SHORT EXERCISE:
Pictures stay out of the copy; restate everything else in the material exactly.

THE INPUT:
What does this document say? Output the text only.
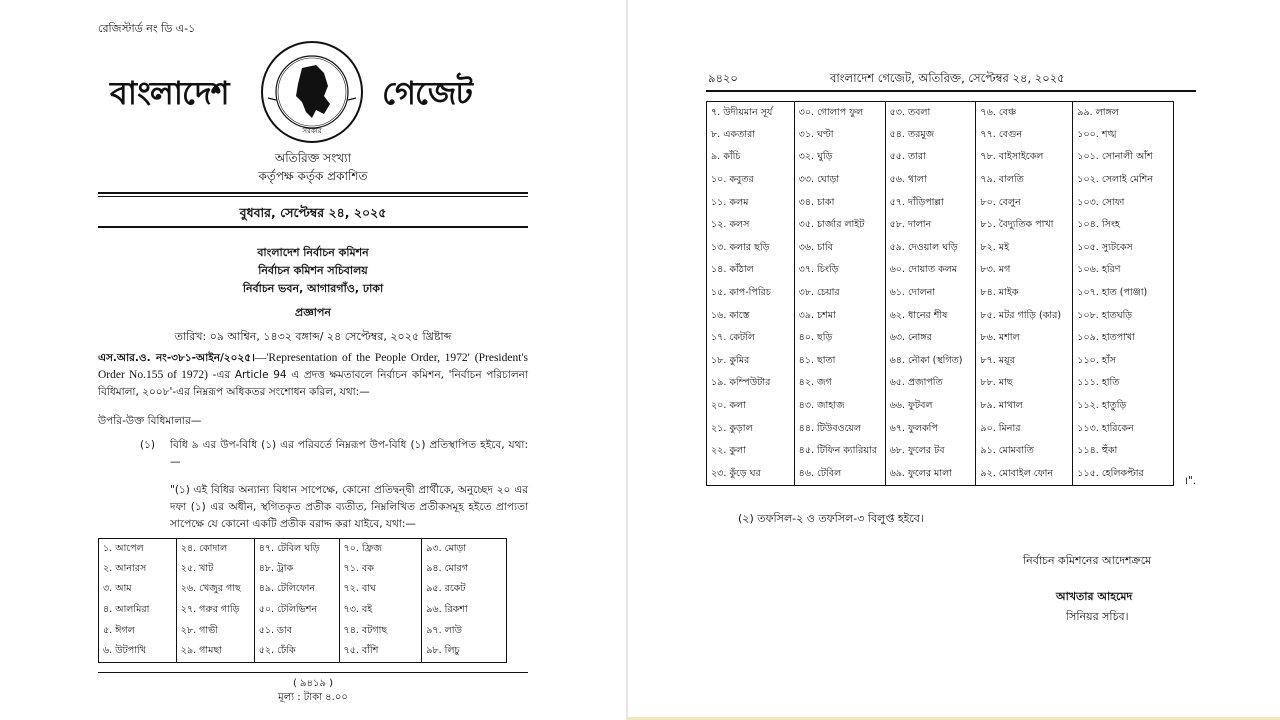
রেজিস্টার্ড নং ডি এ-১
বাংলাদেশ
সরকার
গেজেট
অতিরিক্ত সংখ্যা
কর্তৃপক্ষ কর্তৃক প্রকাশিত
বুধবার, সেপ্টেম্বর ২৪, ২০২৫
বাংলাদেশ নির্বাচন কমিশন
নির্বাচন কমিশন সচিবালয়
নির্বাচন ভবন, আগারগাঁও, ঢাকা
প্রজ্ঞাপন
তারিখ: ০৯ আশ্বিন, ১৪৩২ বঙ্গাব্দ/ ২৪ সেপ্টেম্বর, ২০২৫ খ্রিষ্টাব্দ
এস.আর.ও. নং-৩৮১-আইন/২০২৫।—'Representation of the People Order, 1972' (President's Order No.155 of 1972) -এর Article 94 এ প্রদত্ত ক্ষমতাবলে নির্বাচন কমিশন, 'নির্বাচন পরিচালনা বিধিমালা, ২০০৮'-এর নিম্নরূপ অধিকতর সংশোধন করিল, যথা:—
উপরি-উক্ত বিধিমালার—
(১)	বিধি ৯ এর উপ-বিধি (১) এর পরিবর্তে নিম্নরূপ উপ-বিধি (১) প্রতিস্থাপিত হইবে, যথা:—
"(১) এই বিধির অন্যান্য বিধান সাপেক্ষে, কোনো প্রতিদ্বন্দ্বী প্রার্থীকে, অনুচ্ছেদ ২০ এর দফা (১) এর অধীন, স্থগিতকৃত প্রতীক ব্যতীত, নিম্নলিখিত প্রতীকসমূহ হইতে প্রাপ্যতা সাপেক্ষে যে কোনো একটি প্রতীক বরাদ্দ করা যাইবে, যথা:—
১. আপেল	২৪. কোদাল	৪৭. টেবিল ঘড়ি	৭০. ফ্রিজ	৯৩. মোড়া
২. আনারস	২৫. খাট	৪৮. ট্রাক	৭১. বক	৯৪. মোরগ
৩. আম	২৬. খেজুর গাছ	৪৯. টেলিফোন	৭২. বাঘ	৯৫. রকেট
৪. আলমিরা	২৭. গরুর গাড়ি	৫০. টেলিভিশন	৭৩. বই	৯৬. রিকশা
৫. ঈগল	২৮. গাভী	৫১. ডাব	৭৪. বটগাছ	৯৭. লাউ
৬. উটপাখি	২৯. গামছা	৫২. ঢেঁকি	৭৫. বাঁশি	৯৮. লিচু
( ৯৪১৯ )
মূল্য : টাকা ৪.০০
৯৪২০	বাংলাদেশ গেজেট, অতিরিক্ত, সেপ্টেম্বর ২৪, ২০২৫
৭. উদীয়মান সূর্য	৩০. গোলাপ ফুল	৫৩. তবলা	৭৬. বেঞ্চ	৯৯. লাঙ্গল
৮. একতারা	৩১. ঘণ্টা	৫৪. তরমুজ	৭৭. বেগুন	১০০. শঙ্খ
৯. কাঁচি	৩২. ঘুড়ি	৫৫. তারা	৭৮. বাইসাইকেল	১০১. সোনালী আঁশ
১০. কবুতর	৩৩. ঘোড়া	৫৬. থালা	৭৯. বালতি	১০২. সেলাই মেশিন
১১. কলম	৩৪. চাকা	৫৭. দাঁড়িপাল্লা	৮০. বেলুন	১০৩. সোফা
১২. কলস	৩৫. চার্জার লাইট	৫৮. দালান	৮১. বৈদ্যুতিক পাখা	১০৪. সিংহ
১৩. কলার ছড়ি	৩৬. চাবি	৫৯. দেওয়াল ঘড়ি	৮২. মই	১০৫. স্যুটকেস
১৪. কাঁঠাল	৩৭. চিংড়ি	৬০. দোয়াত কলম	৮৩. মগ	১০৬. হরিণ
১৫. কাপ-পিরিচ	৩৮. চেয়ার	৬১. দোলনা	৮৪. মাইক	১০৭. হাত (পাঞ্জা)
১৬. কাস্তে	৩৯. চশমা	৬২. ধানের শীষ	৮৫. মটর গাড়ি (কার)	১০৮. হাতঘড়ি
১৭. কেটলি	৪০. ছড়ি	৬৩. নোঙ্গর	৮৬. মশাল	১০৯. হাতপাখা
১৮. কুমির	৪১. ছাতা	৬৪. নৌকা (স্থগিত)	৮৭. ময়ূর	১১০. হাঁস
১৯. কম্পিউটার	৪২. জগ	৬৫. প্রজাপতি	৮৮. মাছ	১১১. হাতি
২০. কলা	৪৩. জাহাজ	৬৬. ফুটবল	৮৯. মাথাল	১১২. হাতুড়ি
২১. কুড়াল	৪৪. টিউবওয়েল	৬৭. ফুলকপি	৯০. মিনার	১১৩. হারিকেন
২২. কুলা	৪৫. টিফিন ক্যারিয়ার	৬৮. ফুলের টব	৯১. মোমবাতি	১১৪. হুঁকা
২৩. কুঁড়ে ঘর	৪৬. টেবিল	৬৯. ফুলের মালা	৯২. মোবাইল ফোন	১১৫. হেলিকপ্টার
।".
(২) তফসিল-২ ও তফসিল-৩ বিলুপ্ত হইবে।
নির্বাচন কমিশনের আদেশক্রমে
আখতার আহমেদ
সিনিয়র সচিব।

ANSWER IN FULL:
What does this document say? Output the text only.
রেজিস্টার্ড নং ডি এ-১
বাংলাদেশ
সরকার
গেজেট
অতিরিক্ত সংখ্যা
কর্তৃপক্ষ কর্তৃক প্রকাশিত
বুধবার, সেপ্টেম্বর ২৪, ২০২৫
বাংলাদেশ নির্বাচন কমিশন
নির্বাচন কমিশন সচিবালয়
নির্বাচন ভবন, আগারগাঁও, ঢাকা
প্রজ্ঞাপন
তারিখ: ০৯ আশ্বিন, ১৪৩২ বঙ্গাব্দ/ ২৪ সেপ্টেম্বর, ২০২৫ খ্রিষ্টাব্দ
এস.আর.ও. নং-৩৮১-আইন/২০২৫।—'Representation of the People Order, 1972' (President's Order No.155 of 1972) -এর Article 94 এ প্রদত্ত ক্ষমতাবলে নির্বাচন কমিশন, 'নির্বাচন পরিচালনা বিধিমালা, ২০০৮'-এর নিম্নরূপ অধিকতর সংশোধন করিল, যথা:—
উপরি-উক্ত বিধিমালার—
(১)	বিধি ৯ এর উপ-বিধি (১) এর পরিবর্তে নিম্নরূপ উপ-বিধি (১) প্রতিস্থাপিত হইবে, যথা:—
"(১) এই বিধির অন্যান্য বিধান সাপেক্ষে, কোনো প্রতিদ্বন্দ্বী প্রার্থীকে, অনুচ্ছেদ ২০ এর দফা (১) এর অধীন, স্থগিতকৃত প্রতীক ব্যতীত, নিম্নলিখিত প্রতীকসমূহ হইতে প্রাপ্যতা সাপেক্ষে যে কোনো একটি প্রতীক বরাদ্দ করা যাইবে, যথা:—
১. আপেল	২৪. কোদাল	৪৭. টেবিল ঘড়ি	৭০. ফ্রিজ	৯৩. মোড়া
২. আনারস	২৫. খাট	৪৮. ট্রাক	৭১. বক	৯৪. মোরগ
৩. আম	২৬. খেজুর গাছ	৪৯. টেলিফোন	৭২. বাঘ	৯৫. রকেট
৪. আলমিরা	২৭. গরুর গাড়ি	৫০. টেলিভিশন	৭৩. বই	৯৬. রিকশা
৫. ঈগল	২৮. গাভী	৫১. ডাব	৭৪. বটগাছ	৯৭. লাউ
৬. উটপাখি	২৯. গামছা	৫২. ঢেঁকি	৭৫. বাঁশি	৯৮. লিচু
( ৯৪১৯ )
মূল্য : টাকা ৪.০০
৯৪২০	বাংলাদেশ গেজেট, অতিরিক্ত, সেপ্টেম্বর ২৪, ২০২৫
৭. উদীয়মান সূর্য	৩০. গোলাপ ফুল	৫৩. তবলা	৭৬. বেঞ্চ	৯৯. লাঙ্গল
৮. একতারা	৩১. ঘণ্টা	৫৪. তরমুজ	৭৭. বেগুন	১০০. শঙ্খ
৯. কাঁচি	৩২. ঘুড়ি	৫৫. তারা	৭৮. বাইসাইকেল	১০১. সোনালী আঁশ
১০. কবুতর	৩৩. ঘোড়া	৫৬. থালা	৭৯. বালতি	১০২. সেলাই মেশিন
১১. কলম	৩৪. চাকা	৫৭. দাঁড়িপাল্লা	৮০. বেলুন	১০৩. সোফা
১২. কলস	৩৫. চার্জার লাইট	৫৮. দালান	৮১. বৈদ্যুতিক পাখা	১০৪. সিংহ
১৩. কলার ছড়ি	৩৬. চাবি	৫৯. দেওয়াল ঘড়ি	৮২. মই	১০৫. স্যুটকেস
১৪. কাঁঠাল	৩৭. চিংড়ি	৬০. দোয়াত কলম	৮৩. মগ	১০৬. হরিণ
১৫. কাপ-পিরিচ	৩৮. চেয়ার	৬১. দোলনা	৮৪. মাইক	১০৭. হাত (পাঞ্জা)
১৬. কাস্তে	৩৯. চশমা	৬২. ধানের শীষ	৮৫. মটর গাড়ি (কার)	১০৮. হাতঘড়ি
১৭. কেটলি	৪০. ছড়ি	৬৩. নোঙ্গর	৮৬. মশাল	১০৯. হাতপাখা
১৮. কুমির	৪১. ছাতা	৬৪. নৌকা (স্থগিত)	৮৭. ময়ূর	১১০. হাঁস
১৯. কম্পিউটার	৪২. জগ	৬৫. প্রজাপতি	৮৮. মাছ	১১১. হাতি
২০. কলা	৪৩. জাহাজ	৬৬. ফুটবল	৮৯. মাথাল	১১২. হাতুড়ি
২১. কুড়াল	৪৪. টিউবওয়েল	৬৭. ফুলকপি	৯০. মিনার	১১৩. হারিকেন
২২. কুলা	৪৫. টিফিন ক্যারিয়ার	৬৮. ফুলের টব	৯১. মোমবাতি	১১৪. হুঁকা
২৩. কুঁড়ে ঘর	৪৬. টেবিল	৬৯. ফুলের মালা	৯২. মোবাইল ফোন	১১৫. হেলিকপ্টার
।".
(২) তফসিল-২ ও তফসিল-৩ বিলুপ্ত হইবে।
নির্বাচন কমিশনের আদেশক্রমে
আখতার আহমেদ
সিনিয়র সচিব।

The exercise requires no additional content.